**Your goal**:
Reproduce every row that follows verbatim, but leave the pictures out of your answer.

**Task material**:

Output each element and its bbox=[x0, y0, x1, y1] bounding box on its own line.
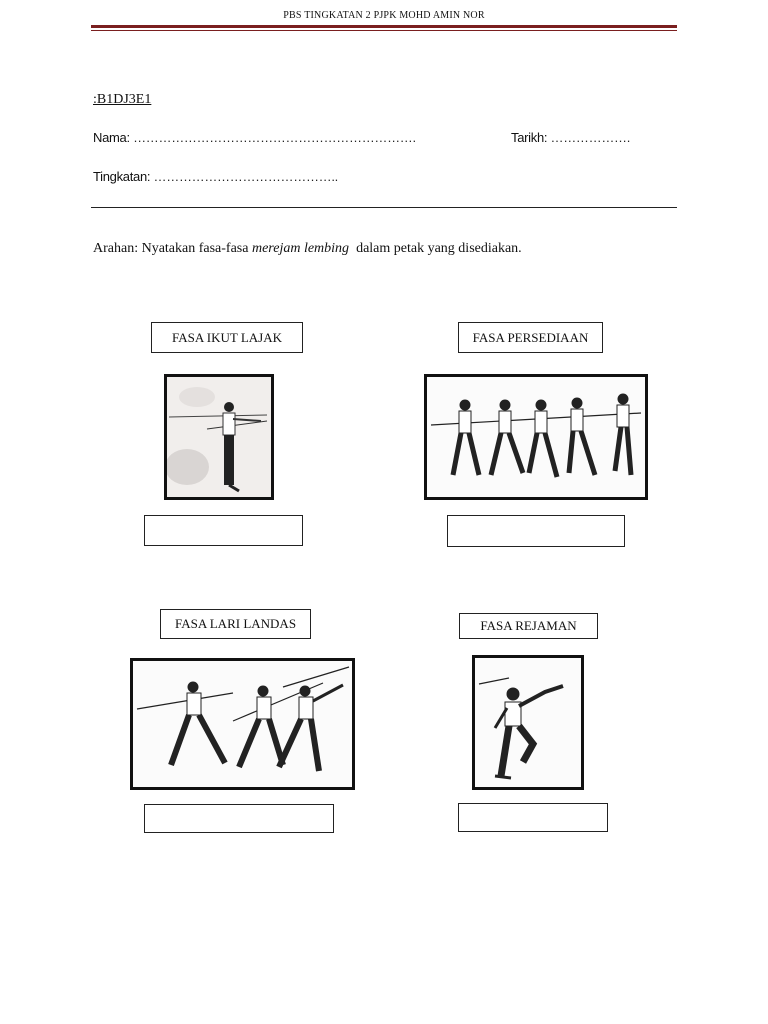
phase-label-rejaman: FASA REJAMAN bbox=[459, 613, 598, 639]
throwing-illustration bbox=[472, 655, 584, 790]
javelin-sequence-icon bbox=[427, 377, 645, 497]
nama-field bbox=[93, 130, 416, 145]
answer-box-rejaman[interactable] bbox=[458, 803, 608, 832]
preparation-illustration bbox=[424, 374, 648, 500]
tingkatan-blank[interactable]: …………………………………….. bbox=[153, 169, 338, 184]
section-divider bbox=[91, 207, 677, 208]
javelin-run-up-icon bbox=[133, 661, 352, 787]
nama-label: Nama: bbox=[93, 130, 130, 145]
run-up-illustration bbox=[130, 658, 355, 790]
header-rule-thin bbox=[91, 30, 677, 31]
worksheet-code: :B1DJ3E1 bbox=[93, 92, 152, 107]
phase-label-ikut-lajak: FASA IKUT LAJAK bbox=[151, 322, 303, 353]
instruction-italic: merejam lembing bbox=[251, 241, 350, 256]
tarikh-label: Tarikh: bbox=[511, 130, 548, 145]
instruction-prefix: Arahan: Nyatakan fasa-fasa bbox=[93, 241, 249, 256]
tingkatan-field bbox=[93, 169, 338, 184]
nama-blank[interactable]: …………………………………………………………. bbox=[133, 130, 416, 145]
answer-box-lari-landas[interactable] bbox=[144, 804, 334, 833]
answer-box-persediaan[interactable] bbox=[447, 515, 625, 547]
tingkatan-label: Tingkatan: bbox=[93, 169, 151, 184]
header-rule bbox=[91, 25, 677, 28]
phase-label-lari-landas: FASA LARI LANDAS bbox=[160, 609, 311, 639]
follow-through-illustration bbox=[164, 374, 274, 500]
answer-box-ikut-lajak[interactable] bbox=[144, 515, 303, 546]
javelin-figure-icon bbox=[167, 377, 271, 497]
instruction-suffix: dalam petak yang disediakan. bbox=[356, 241, 522, 256]
tarikh-field bbox=[511, 130, 630, 145]
instruction-text bbox=[93, 241, 522, 257]
page-header: PBS TINGKATAN 2 PJPK MOHD AMIN NOR bbox=[283, 10, 485, 21]
javelin-throw-icon bbox=[475, 658, 581, 787]
phase-label-persediaan: FASA PERSEDIAAN bbox=[458, 322, 603, 353]
tarikh-blank[interactable]: ………………. bbox=[550, 130, 631, 145]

**Response to the task**:
Output each element and its bbox=[x0, y0, x1, y1] bounding box on its own line.
phase-label-rejaman: FASA REJAMAN bbox=[459, 613, 598, 639]
throwing-illustration bbox=[472, 655, 584, 790]
javelin-sequence-icon bbox=[427, 377, 645, 497]
nama-field bbox=[93, 130, 416, 145]
answer-box-rejaman[interactable] bbox=[458, 803, 608, 832]
preparation-illustration bbox=[424, 374, 648, 500]
tingkatan-blank[interactable]: …………………………………….. bbox=[153, 169, 338, 184]
section-divider bbox=[91, 207, 677, 208]
javelin-run-up-icon bbox=[133, 661, 352, 787]
nama-label: Nama: bbox=[93, 130, 130, 145]
run-up-illustration bbox=[130, 658, 355, 790]
header-rule-thin bbox=[91, 30, 677, 31]
worksheet-code: :B1DJ3E1 bbox=[93, 92, 152, 107]
phase-label-ikut-lajak: FASA IKUT LAJAK bbox=[151, 322, 303, 353]
instruction-italic: merejam lembing bbox=[251, 241, 350, 256]
tarikh-label: Tarikh: bbox=[511, 130, 548, 145]
instruction-prefix: Arahan: Nyatakan fasa-fasa bbox=[93, 241, 249, 256]
tingkatan-field bbox=[93, 169, 338, 184]
nama-blank[interactable]: …………………………………………………………. bbox=[133, 130, 416, 145]
answer-box-lari-landas[interactable] bbox=[144, 804, 334, 833]
answer-box-persediaan[interactable] bbox=[447, 515, 625, 547]
tingkatan-label: Tingkatan: bbox=[93, 169, 151, 184]
header-rule bbox=[91, 25, 677, 28]
phase-label-lari-landas: FASA LARI LANDAS bbox=[160, 609, 311, 639]
follow-through-illustration bbox=[164, 374, 274, 500]
answer-box-ikut-lajak[interactable] bbox=[144, 515, 303, 546]
javelin-figure-icon bbox=[167, 377, 271, 497]
instruction-suffix: dalam petak yang disediakan. bbox=[356, 241, 522, 256]
tarikh-field bbox=[511, 130, 630, 145]
instruction-text bbox=[93, 241, 522, 257]
page-header: PBS TINGKATAN 2 PJPK MOHD AMIN NOR bbox=[283, 10, 485, 21]
javelin-throw-icon bbox=[475, 658, 581, 787]
phase-label-persediaan: FASA PERSEDIAAN bbox=[458, 322, 603, 353]
tarikh-blank[interactable]: ………………. bbox=[550, 130, 631, 145]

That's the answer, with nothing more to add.